### Problem requirements:
Reproduce each line that includes the word "this".

### Materials provided:
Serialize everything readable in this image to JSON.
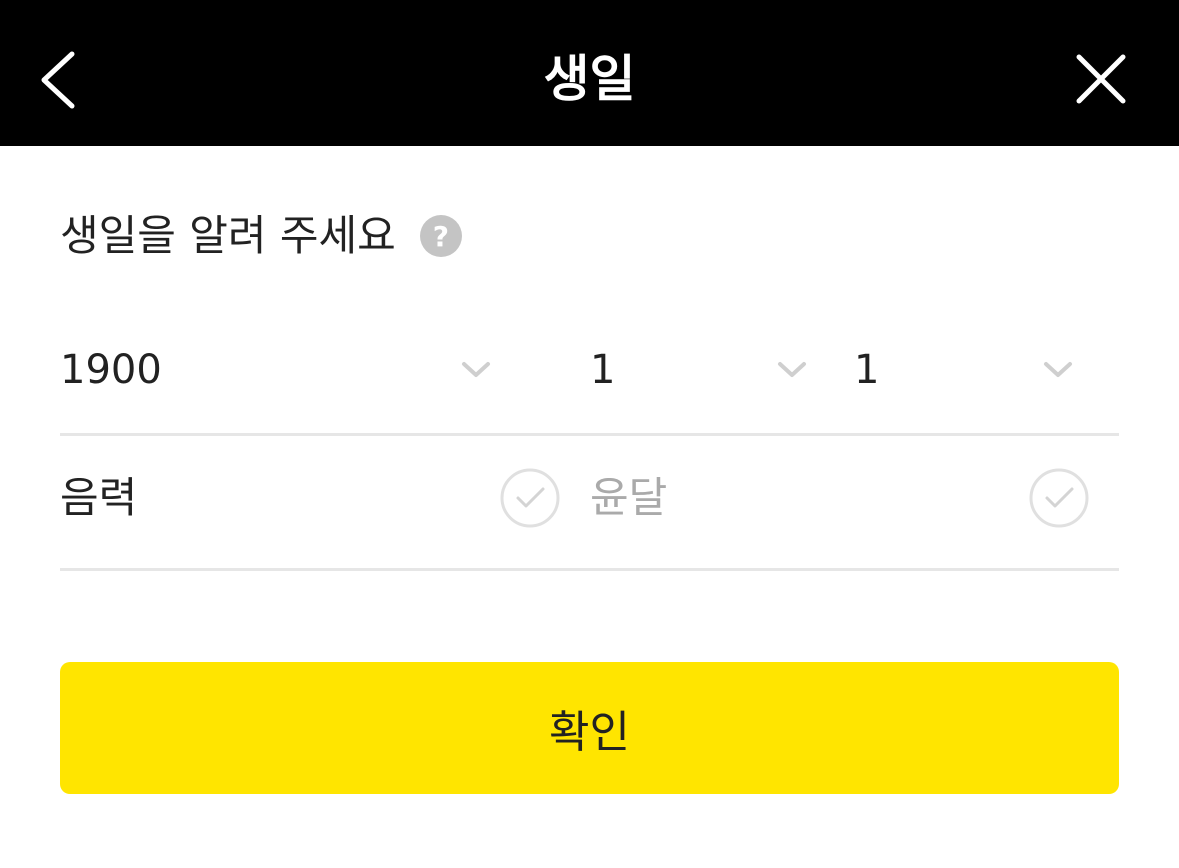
{
  "header": {
    "title": "생일",
    "back_icon": "chevron-left-icon",
    "close_icon": "close-icon",
    "background": "#000000"
  },
  "prompt": {
    "text": "생일을 알려 주세요",
    "help_icon_glyph": "?"
  },
  "date": {
    "year": "1900",
    "month": "1",
    "day": "1"
  },
  "options": {
    "lunar_label": "음력",
    "lunar_checked": false,
    "leap_label": "윤달",
    "leap_checked": false,
    "leap_enabled": false
  },
  "confirm": {
    "label": "확인",
    "color": "#ffe500"
  }
}
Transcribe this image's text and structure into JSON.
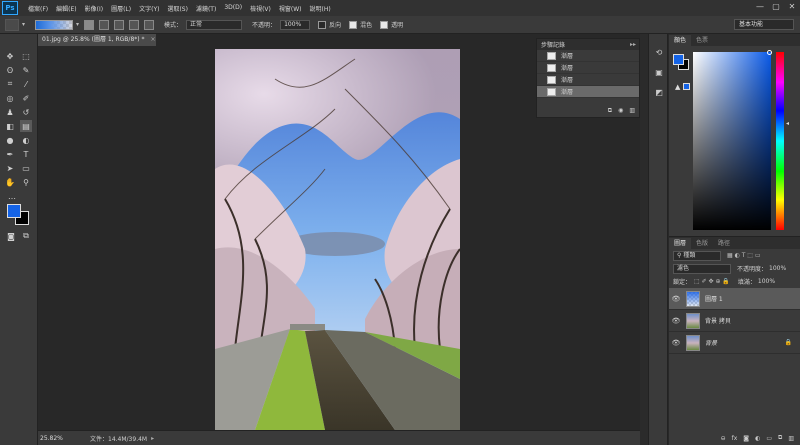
{
  "app": {
    "logo": "Ps"
  },
  "menus": [
    "檔案(F)",
    "編輯(E)",
    "影像(I)",
    "圖層(L)",
    "文字(Y)",
    "選取(S)",
    "濾鏡(T)",
    "3D(D)",
    "檢視(V)",
    "視窗(W)",
    "說明(H)"
  ],
  "window_controls": {
    "minimize": "—",
    "maximize": "▢",
    "close": "✕"
  },
  "options": {
    "mode_label": "模式：",
    "mode_value": "正常",
    "opacity_label": "不透明：",
    "opacity_value": "100%",
    "reverse_label": "反向",
    "dither_label": "混色",
    "transparency_label": "透明",
    "reverse_checked": false,
    "dither_checked": true,
    "transparency_checked": true,
    "workspace": "基本功能"
  },
  "document": {
    "tab_title": "01.jpg @ 25.8% (圖層 1, RGB/8*) *",
    "tab_close": "×",
    "zoom": "25.82%",
    "doc_info": "文件：14.4M/39.4M"
  },
  "history": {
    "title": "步驟記錄",
    "collapse": "▸▸",
    "menu": "≡",
    "items": [
      {
        "label": "漸層",
        "active": false
      },
      {
        "label": "漸層",
        "active": false
      },
      {
        "label": "漸層",
        "active": false
      },
      {
        "label": "漸層",
        "active": true
      }
    ]
  },
  "color_panel": {
    "tabs": [
      "顏色",
      "色票"
    ],
    "active_tab": 0,
    "fg": "#1463e6",
    "bg": "#000000",
    "gamut_warning": "▲"
  },
  "layers_panel": {
    "tabs": [
      "圖層",
      "色版",
      "路徑"
    ],
    "active_tab": 0,
    "filter_label": "種類",
    "blend_mode": "濾色",
    "opacity_label": "不透明度：",
    "opacity_value": "100%",
    "lock_label": "鎖定：",
    "fill_label": "填滿：",
    "fill_value": "100%",
    "layers": [
      {
        "name": "圖層 1",
        "visible": true,
        "active": true,
        "italic": false,
        "locked": false,
        "thumb": "transparent"
      },
      {
        "name": "背景 拷貝",
        "visible": true,
        "active": false,
        "italic": false,
        "locked": false,
        "thumb": "photo"
      },
      {
        "name": "背景",
        "visible": true,
        "active": false,
        "italic": true,
        "locked": true,
        "thumb": "photo"
      }
    ]
  },
  "tools": [
    "move-tool",
    "marquee-tool",
    "lasso-tool",
    "quick-select-tool",
    "crop-tool",
    "eyedropper-tool",
    "healing-brush-tool",
    "brush-tool",
    "clone-stamp-tool",
    "history-brush-tool",
    "eraser-tool",
    "gradient-tool",
    "blur-tool",
    "dodge-tool",
    "pen-tool",
    "type-tool",
    "path-select-tool",
    "shape-tool",
    "hand-tool",
    "zoom-tool"
  ]
}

### Expected answer:
Serialize everything readable in this image to JSON.
Transcribe this image's text and structure into JSON.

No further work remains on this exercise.